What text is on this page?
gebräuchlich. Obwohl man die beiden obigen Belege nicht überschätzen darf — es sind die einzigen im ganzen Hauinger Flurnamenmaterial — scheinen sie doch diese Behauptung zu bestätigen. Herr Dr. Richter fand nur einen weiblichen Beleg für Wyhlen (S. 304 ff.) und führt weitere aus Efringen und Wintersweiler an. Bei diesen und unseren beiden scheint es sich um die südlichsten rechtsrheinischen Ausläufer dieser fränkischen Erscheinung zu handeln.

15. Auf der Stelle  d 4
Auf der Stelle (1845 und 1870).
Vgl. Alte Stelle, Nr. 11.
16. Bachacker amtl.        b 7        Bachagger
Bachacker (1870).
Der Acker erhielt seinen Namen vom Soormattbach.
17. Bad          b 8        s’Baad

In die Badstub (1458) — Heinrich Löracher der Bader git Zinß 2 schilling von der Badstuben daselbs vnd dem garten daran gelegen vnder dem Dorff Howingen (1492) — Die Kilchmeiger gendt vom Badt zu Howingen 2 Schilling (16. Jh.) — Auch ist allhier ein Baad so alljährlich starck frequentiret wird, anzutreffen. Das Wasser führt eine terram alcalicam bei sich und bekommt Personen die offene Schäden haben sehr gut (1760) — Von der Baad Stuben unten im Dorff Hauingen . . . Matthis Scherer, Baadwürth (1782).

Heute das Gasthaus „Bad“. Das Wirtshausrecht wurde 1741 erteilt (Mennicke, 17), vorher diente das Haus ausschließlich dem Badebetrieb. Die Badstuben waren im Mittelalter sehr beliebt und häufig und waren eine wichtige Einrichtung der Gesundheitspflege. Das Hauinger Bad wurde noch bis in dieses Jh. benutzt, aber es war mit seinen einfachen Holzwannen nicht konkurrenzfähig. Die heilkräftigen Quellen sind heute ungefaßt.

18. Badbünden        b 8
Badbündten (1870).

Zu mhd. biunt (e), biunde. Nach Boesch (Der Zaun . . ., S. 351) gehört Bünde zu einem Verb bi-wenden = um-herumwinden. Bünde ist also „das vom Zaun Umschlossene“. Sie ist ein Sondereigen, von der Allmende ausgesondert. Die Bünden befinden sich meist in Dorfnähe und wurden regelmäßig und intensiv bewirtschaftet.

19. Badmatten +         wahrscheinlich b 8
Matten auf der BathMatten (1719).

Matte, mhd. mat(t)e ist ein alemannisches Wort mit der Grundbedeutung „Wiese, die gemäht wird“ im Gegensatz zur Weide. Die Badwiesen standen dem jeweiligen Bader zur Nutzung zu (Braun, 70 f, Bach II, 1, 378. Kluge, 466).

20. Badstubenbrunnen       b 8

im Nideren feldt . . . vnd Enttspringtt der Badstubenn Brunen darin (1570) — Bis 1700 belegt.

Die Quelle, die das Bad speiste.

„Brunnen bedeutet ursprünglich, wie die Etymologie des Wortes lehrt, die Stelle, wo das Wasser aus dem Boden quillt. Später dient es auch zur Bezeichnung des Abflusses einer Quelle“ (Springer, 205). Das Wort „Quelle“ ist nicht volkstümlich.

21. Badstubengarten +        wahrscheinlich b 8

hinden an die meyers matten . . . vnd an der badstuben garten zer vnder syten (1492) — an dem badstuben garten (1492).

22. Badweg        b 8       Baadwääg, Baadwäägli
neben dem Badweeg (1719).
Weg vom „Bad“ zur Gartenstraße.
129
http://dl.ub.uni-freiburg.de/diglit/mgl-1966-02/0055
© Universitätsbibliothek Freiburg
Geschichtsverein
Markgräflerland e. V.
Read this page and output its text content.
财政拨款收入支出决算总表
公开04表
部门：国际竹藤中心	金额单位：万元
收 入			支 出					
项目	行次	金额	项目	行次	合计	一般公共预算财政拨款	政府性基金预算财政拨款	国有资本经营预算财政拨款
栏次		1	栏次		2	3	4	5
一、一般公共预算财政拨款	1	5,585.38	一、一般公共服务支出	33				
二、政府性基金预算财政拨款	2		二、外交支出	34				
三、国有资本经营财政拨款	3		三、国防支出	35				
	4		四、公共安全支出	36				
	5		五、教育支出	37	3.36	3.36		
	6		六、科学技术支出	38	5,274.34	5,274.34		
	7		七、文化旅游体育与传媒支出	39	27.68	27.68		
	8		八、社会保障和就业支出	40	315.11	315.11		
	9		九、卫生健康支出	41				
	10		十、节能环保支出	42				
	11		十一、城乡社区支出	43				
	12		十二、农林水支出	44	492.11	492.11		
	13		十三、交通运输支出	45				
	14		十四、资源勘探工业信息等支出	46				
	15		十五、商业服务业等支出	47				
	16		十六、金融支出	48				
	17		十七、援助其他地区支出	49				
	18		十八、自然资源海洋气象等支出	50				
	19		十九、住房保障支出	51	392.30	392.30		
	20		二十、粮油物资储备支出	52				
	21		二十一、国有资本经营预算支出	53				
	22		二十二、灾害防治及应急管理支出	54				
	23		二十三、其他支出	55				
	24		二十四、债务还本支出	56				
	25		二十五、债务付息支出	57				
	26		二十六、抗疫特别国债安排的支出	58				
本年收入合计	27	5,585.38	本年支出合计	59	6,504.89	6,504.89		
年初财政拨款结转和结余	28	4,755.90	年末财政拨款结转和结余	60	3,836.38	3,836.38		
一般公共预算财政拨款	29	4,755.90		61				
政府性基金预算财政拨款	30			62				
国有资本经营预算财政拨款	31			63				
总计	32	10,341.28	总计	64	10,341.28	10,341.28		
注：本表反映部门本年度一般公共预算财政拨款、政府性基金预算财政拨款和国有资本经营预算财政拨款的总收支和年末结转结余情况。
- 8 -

::::

_Task objective_
Return all of the entries word for word.

_Exercise response_
What text is on this page?
gebräuchlich. Obwohl man die beiden obigen Belege nicht überschätzen darf — es sind die einzigen im ganzen Hauinger Flurnamenmaterial — scheinen sie doch diese Behauptung zu bestätigen. Herr Dr. Richter fand nur einen weiblichen Beleg für Wyhlen (S. 304 ff.) und führt weitere aus Efringen und Wintersweiler an. Bei diesen und unseren beiden scheint es sich um die südlichsten rechtsrheinischen Ausläufer dieser fränkischen Erscheinung zu handeln.

15. Auf der Stelle  d 4
Auf der Stelle (1845 und 1870).
Vgl. Alte Stelle, Nr. 11.
16. Bachacker amtl.        b 7        Bachagger
Bachacker (1870).
Der Acker erhielt seinen Namen vom Soormattbach.
17. Bad          b 8        s’Baad

In die Badstub (1458) — Heinrich Löracher der Bader git Zinß 2 schilling von der Badstuben daselbs vnd dem garten daran gelegen vnder dem Dorff Howingen (1492) — Die Kilchmeiger gendt vom Badt zu Howingen 2 Schilling (16. Jh.) — Auch ist allhier ein Baad so alljährlich starck frequentiret wird, anzutreffen. Das Wasser führt eine terram alcalicam bei sich und bekommt Personen die offene Schäden haben sehr gut (1760) — Von der Baad Stuben unten im Dorff Hauingen . . . Matthis Scherer, Baadwürth (1782).

Heute das Gasthaus „Bad“. Das Wirtshausrecht wurde 1741 erteilt (Mennicke, 17), vorher diente das Haus ausschließlich dem Badebetrieb. Die Badstuben waren im Mittelalter sehr beliebt und häufig und waren eine wichtige Einrichtung der Gesundheitspflege. Das Hauinger Bad wurde noch bis in dieses Jh. benutzt, aber es war mit seinen einfachen Holzwannen nicht konkurrenzfähig. Die heilkräftigen Quellen sind heute ungefaßt.

18. Badbünden        b 8
Badbündten (1870).

Zu mhd. biunt (e), biunde. Nach Boesch (Der Zaun . . ., S. 351) gehört Bünde zu einem Verb bi-wenden = um-herumwinden. Bünde ist also „das vom Zaun Umschlossene“. Sie ist ein Sondereigen, von der Allmende ausgesondert. Die Bünden befinden sich meist in Dorfnähe und wurden regelmäßig und intensiv bewirtschaftet.

19. Badmatten +         wahrscheinlich b 8
Matten auf der BathMatten (1719).

Matte, mhd. mat(t)e ist ein alemannisches Wort mit der Grundbedeutung „Wiese, die gemäht wird“ im Gegensatz zur Weide. Die Badwiesen standen dem jeweiligen Bader zur Nutzung zu (Braun, 70 f, Bach II, 1, 378. Kluge, 466).

20. Badstubenbrunnen       b 8

im Nideren feldt . . . vnd Enttspringtt der Badstubenn Brunen darin (1570) — Bis 1700 belegt.

Die Quelle, die das Bad speiste.

„Brunnen bedeutet ursprünglich, wie die Etymologie des Wortes lehrt, die Stelle, wo das Wasser aus dem Boden quillt. Später dient es auch zur Bezeichnung des Abflusses einer Quelle“ (Springer, 205). Das Wort „Quelle“ ist nicht volkstümlich.

21. Badstubengarten +        wahrscheinlich b 8

hinden an die meyers matten . . . vnd an der badstuben garten zer vnder syten (1492) — an dem badstuben garten (1492).

22. Badweg        b 8       Baadwääg, Baadwäägli
neben dem Badweeg (1719).
Weg vom „Bad“ zur Gartenstraße.
129
http://dl.ub.uni-freiburg.de/diglit/mgl-1966-02/0055
© Universitätsbibliothek Freiburg
Geschichtsverein
Markgräflerland e. V.
Read this page and output its text content.
财政拨款收入支出决算总表
公开04表
部门：国际竹藤中心	金额单位：万元
收 入			支 出					
项目	行次	金额	项目	行次	合计	一般公共预算财政拨款	政府性基金预算财政拨款	国有资本经营预算财政拨款
栏次		1	栏次		2	3	4	5
一、一般公共预算财政拨款	1	5,585.38	一、一般公共服务支出	33				
二、政府性基金预算财政拨款	2		二、外交支出	34				
三、国有资本经营财政拨款	3		三、国防支出	35				
	4		四、公共安全支出	36				
	5		五、教育支出	37	3.36	3.36		
	6		六、科学技术支出	38	5,274.34	5,274.34		
	7		七、文化旅游体育与传媒支出	39	27.68	27.68		
	8		八、社会保障和就业支出	40	315.11	315.11		
	9		九、卫生健康支出	41				
	10		十、节能环保支出	42				
	11		十一、城乡社区支出	43				
	12		十二、农林水支出	44	492.11	492.11		
	13		十三、交通运输支出	45				
	14		十四、资源勘探工业信息等支出	46				
	15		十五、商业服务业等支出	47				
	16		十六、金融支出	48				
	17		十七、援助其他地区支出	49				
	18		十八、自然资源海洋气象等支出	50				
	19		十九、住房保障支出	51	392.30	392.30		
	20		二十、粮油物资储备支出	52				
	21		二十一、国有资本经营预算支出	53				
	22		二十二、灾害防治及应急管理支出	54				
	23		二十三、其他支出	55				
	24		二十四、债务还本支出	56				
	25		二十五、债务付息支出	57				
	26		二十六、抗疫特别国债安排的支出	58				
本年收入合计	27	5,585.38	本年支出合计	59	6,504.89	6,504.89		
年初财政拨款结转和结余	28	4,755.90	年末财政拨款结转和结余	60	3,836.38	3,836.38		
一般公共预算财政拨款	29	4,755.90		61				
政府性基金预算财政拨款	30			62				
国有资本经营预算财政拨款	31			63				
总计	32	10,341.28	总计	64	10,341.28	10,341.28		
注：本表反映部门本年度一般公共预算财政拨款、政府性基金预算财政拨款和国有资本经营预算财政拨款的总收支和年末结转结余情况。
- 8 -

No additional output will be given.